▶ Exercise data:
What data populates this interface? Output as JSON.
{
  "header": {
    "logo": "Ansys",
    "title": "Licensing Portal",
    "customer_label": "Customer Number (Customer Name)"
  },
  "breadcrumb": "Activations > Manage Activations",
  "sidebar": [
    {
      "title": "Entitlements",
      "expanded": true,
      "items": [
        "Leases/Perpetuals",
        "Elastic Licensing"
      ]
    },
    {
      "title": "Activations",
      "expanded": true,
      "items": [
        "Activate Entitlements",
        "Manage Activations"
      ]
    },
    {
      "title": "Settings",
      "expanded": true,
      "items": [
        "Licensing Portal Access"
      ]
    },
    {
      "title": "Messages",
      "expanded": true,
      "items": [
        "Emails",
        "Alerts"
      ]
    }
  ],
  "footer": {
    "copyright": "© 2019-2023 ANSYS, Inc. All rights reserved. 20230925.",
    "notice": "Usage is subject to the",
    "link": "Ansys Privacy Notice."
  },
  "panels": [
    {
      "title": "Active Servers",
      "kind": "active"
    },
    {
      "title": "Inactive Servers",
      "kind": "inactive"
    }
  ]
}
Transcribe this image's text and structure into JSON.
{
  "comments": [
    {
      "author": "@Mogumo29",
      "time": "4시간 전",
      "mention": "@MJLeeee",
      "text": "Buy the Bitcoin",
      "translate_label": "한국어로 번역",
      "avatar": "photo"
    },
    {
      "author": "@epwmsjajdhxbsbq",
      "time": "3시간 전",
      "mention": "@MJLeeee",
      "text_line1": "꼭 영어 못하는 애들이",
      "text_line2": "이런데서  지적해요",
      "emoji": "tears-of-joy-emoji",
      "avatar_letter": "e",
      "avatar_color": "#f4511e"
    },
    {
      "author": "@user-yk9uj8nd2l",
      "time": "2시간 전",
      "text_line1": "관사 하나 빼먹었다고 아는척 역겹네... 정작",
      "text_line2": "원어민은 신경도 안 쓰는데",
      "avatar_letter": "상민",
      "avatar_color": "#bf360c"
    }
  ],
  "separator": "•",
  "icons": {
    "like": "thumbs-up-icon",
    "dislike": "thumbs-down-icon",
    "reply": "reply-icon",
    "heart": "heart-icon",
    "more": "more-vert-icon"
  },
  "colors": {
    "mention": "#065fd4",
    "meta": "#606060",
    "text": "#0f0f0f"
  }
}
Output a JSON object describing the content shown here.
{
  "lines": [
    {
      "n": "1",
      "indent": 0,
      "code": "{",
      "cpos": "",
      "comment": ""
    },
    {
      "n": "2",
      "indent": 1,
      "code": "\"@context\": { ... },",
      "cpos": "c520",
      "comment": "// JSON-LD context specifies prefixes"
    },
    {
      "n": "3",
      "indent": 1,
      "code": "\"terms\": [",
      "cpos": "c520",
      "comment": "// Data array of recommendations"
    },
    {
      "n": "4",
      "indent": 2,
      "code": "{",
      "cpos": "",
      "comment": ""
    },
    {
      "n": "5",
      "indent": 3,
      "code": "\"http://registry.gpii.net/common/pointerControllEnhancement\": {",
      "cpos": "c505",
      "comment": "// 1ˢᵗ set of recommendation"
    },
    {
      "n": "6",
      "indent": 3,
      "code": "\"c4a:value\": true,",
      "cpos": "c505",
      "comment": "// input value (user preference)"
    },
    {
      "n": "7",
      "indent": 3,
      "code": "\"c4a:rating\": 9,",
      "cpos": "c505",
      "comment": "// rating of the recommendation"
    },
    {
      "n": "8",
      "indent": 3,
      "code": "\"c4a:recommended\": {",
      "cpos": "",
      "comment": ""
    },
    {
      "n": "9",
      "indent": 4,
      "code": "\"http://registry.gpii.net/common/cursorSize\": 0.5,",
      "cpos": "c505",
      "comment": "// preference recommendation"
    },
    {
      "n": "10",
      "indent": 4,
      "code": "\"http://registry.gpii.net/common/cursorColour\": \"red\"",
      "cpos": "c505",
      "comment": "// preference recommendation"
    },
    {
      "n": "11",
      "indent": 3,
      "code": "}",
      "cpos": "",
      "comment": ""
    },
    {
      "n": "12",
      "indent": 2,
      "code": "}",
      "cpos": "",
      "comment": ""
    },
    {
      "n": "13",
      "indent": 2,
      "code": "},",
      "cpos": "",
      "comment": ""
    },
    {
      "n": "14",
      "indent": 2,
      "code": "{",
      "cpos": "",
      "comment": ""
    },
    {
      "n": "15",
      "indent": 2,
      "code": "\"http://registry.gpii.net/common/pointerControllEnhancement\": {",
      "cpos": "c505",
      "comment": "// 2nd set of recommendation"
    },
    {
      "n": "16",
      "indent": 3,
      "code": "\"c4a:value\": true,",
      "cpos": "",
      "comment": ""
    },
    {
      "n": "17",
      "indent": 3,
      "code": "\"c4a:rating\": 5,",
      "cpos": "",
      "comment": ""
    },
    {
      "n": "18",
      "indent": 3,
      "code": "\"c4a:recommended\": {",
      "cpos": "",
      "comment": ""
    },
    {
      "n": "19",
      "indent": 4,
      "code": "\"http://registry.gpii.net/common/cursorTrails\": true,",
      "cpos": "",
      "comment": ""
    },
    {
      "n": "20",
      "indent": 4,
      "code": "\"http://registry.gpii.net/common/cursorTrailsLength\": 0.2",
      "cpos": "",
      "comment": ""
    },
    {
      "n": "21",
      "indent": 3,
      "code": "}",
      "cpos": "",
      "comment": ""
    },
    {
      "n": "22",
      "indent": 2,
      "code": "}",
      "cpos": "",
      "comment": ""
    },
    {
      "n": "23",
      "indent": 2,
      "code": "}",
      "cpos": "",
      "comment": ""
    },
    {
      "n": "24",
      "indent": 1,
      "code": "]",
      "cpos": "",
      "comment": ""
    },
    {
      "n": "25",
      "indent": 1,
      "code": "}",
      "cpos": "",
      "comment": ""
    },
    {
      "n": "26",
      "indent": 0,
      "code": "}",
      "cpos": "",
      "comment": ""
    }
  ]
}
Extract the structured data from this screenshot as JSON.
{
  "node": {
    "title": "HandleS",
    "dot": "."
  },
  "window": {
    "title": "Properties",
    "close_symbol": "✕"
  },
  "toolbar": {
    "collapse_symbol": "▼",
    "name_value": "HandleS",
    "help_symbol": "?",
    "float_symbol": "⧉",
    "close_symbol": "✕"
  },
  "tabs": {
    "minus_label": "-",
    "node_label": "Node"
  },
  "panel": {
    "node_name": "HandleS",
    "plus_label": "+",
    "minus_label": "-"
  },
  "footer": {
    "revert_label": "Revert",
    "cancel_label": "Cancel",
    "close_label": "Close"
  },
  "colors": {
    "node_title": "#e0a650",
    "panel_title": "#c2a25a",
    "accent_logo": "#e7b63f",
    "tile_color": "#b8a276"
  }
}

▶ What you will do:
Return each line with "author".

▶ Result of this task:
      "author": "@Mogumo29",
      "author": "@epwmsjajdhxbsbq",
      "author": "@user-yk9uj8nd2l",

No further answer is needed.